Give back all the data exactly, line by line.

### [Dataset rows]
=======

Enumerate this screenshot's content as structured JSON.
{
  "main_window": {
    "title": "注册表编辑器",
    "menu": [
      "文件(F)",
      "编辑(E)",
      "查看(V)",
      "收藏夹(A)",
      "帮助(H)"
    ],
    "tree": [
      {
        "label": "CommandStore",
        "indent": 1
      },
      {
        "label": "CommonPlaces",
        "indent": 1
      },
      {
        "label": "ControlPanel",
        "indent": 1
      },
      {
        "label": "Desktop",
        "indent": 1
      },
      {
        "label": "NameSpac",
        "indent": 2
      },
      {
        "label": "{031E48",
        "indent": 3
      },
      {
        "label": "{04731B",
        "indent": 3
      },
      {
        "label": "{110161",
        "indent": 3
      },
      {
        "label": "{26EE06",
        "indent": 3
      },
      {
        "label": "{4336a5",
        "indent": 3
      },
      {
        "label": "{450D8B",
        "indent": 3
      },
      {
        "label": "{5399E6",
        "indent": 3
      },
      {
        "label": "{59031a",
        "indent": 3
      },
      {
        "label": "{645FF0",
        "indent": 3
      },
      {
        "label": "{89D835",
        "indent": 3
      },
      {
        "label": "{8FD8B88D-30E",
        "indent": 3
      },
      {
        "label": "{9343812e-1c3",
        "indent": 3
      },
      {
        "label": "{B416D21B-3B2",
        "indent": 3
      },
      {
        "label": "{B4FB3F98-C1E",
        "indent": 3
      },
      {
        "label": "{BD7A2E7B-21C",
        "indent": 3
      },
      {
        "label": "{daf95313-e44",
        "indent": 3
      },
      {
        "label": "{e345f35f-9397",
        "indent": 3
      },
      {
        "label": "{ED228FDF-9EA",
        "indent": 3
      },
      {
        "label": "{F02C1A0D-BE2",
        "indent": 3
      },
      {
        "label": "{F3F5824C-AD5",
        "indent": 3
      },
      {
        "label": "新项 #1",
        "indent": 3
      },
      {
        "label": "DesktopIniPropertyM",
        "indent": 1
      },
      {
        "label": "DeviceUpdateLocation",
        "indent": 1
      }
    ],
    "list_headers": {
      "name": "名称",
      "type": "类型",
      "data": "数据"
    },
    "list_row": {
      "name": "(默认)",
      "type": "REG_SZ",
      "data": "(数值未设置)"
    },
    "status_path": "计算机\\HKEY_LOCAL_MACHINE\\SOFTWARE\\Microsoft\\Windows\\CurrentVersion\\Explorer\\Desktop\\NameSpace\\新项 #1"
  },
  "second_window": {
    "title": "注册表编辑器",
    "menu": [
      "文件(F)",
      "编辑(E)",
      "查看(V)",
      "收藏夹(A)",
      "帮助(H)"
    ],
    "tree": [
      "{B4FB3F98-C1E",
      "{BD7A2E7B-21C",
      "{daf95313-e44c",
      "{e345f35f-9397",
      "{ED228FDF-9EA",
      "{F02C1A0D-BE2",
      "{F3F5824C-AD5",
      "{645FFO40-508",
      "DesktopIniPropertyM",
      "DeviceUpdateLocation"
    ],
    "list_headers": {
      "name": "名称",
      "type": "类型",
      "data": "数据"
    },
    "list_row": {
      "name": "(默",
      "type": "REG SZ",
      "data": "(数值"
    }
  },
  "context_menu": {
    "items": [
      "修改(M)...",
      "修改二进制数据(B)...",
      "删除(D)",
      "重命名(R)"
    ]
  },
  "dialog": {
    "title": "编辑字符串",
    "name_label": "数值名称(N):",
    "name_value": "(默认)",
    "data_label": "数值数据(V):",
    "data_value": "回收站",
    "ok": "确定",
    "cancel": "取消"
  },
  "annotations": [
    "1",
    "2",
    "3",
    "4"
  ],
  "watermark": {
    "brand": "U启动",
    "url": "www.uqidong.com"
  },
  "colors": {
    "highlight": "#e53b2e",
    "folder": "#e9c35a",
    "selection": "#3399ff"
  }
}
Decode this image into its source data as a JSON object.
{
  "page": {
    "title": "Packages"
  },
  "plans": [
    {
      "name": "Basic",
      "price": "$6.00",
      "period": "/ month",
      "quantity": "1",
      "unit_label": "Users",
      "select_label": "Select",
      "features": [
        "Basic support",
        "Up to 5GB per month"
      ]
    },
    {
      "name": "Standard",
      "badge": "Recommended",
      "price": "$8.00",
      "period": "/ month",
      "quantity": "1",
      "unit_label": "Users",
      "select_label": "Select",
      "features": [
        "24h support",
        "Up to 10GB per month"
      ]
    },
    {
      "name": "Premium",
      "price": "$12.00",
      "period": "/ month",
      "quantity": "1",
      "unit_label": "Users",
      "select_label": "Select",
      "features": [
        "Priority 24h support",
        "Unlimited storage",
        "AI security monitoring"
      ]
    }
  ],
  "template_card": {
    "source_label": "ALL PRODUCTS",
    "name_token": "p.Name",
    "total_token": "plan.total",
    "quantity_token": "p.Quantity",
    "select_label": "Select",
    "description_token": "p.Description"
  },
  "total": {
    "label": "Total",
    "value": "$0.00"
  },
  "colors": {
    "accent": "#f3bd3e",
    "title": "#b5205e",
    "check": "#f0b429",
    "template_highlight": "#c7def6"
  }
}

=======

### [Output]
Enumerate this screenshot's content as structured JSON.
{
  "main_window": {
    "title": "注册表编辑器",
    "menu": [
      "文件(F)",
      "编辑(E)",
      "查看(V)",
      "收藏夹(A)",
      "帮助(H)"
    ],
    "tree": [
      {
        "label": "CommandStore",
        "indent": 1
      },
      {
        "label": "CommonPlaces",
        "indent": 1
      },
      {
        "label": "ControlPanel",
        "indent": 1
      },
      {
        "label": "Desktop",
        "indent": 1
      },
      {
        "label": "NameSpac",
        "indent": 2
      },
      {
        "label": "{031E48",
        "indent": 3
      },
      {
        "label": "{04731B",
        "indent": 3
      },
      {
        "label": "{110161",
        "indent": 3
      },
      {
        "label": "{26EE06",
        "indent": 3
      },
      {
        "label": "{4336a5",
        "indent": 3
      },
      {
        "label": "{450D8B",
        "indent": 3
      },
      {
        "label": "{5399E6",
        "indent": 3
      },
      {
        "label": "{59031a",
        "indent": 3
      },
      {
        "label": "{645FF0",
        "indent": 3
      },
      {
        "label": "{89D835",
        "indent": 3
      },
      {
        "label": "{8FD8B88D-30E",
        "indent": 3
      },
      {
        "label": "{9343812e-1c3",
        "indent": 3
      },
      {
        "label": "{B416D21B-3B2",
        "indent": 3
      },
      {
        "label": "{B4FB3F98-C1E",
        "indent": 3
      },
      {
        "label": "{BD7A2E7B-21C",
        "indent": 3
      },
      {
        "label": "{daf95313-e44",
        "indent": 3
      },
      {
        "label": "{e345f35f-9397",
        "indent": 3
      },
      {
        "label": "{ED228FDF-9EA",
        "indent": 3
      },
      {
        "label": "{F02C1A0D-BE2",
        "indent": 3
      },
      {
        "label": "{F3F5824C-AD5",
        "indent": 3
      },
      {
        "label": "新项 #1",
        "indent": 3
      },
      {
        "label": "DesktopIniPropertyM",
        "indent": 1
      },
      {
        "label": "DeviceUpdateLocation",
        "indent": 1
      }
    ],
    "list_headers": {
      "name": "名称",
      "type": "类型",
      "data": "数据"
    },
    "list_row": {
      "name": "(默认)",
      "type": "REG_SZ",
      "data": "(数值未设置)"
    },
    "status_path": "计算机\\HKEY_LOCAL_MACHINE\\SOFTWARE\\Microsoft\\Windows\\CurrentVersion\\Explorer\\Desktop\\NameSpace\\新项 #1"
  },
  "second_window": {
    "title": "注册表编辑器",
    "menu": [
      "文件(F)",
      "编辑(E)",
      "查看(V)",
      "收藏夹(A)",
      "帮助(H)"
    ],
    "tree": [
      "{B4FB3F98-C1E",
      "{BD7A2E7B-21C",
      "{daf95313-e44c",
      "{e345f35f-9397",
      "{ED228FDF-9EA",
      "{F02C1A0D-BE2",
      "{F3F5824C-AD5",
      "{645FFO40-508",
      "DesktopIniPropertyM",
      "DeviceUpdateLocation"
    ],
    "list_headers": {
      "name": "名称",
      "type": "类型",
      "data": "数据"
    },
    "list_row": {
      "name": "(默",
      "type": "REG SZ",
      "data": "(数值"
    }
  },
  "context_menu": {
    "items": [
      "修改(M)...",
      "修改二进制数据(B)...",
      "删除(D)",
      "重命名(R)"
    ]
  },
  "dialog": {
    "title": "编辑字符串",
    "name_label": "数值名称(N):",
    "name_value": "(默认)",
    "data_label": "数值数据(V):",
    "data_value": "回收站",
    "ok": "确定",
    "cancel": "取消"
  },
  "annotations": [
    "1",
    "2",
    "3",
    "4"
  ],
  "watermark": {
    "brand": "U启动",
    "url": "www.uqidong.com"
  },
  "colors": {
    "highlight": "#e53b2e",
    "folder": "#e9c35a",
    "selection": "#3399ff"
  }
}
Decode this image into its source data as a JSON object.
{
  "page": {
    "title": "Packages"
  },
  "plans": [
    {
      "name": "Basic",
      "price": "$6.00",
      "period": "/ month",
      "quantity": "1",
      "unit_label": "Users",
      "select_label": "Select",
      "features": [
        "Basic support",
        "Up to 5GB per month"
      ]
    },
    {
      "name": "Standard",
      "badge": "Recommended",
      "price": "$8.00",
      "period": "/ month",
      "quantity": "1",
      "unit_label": "Users",
      "select_label": "Select",
      "features": [
        "24h support",
        "Up to 10GB per month"
      ]
    },
    {
      "name": "Premium",
      "price": "$12.00",
      "period": "/ month",
      "quantity": "1",
      "unit_label": "Users",
      "select_label": "Select",
      "features": [
        "Priority 24h support",
        "Unlimited storage",
        "AI security monitoring"
      ]
    }
  ],
  "template_card": {
    "source_label": "ALL PRODUCTS",
    "name_token": "p.Name",
    "total_token": "plan.total",
    "quantity_token": "p.Quantity",
    "select_label": "Select",
    "description_token": "p.Description"
  },
  "total": {
    "label": "Total",
    "value": "$0.00"
  },
  "colors": {
    "accent": "#f3bd3e",
    "title": "#b5205e",
    "check": "#f0b429",
    "template_highlight": "#c7def6"
  }
}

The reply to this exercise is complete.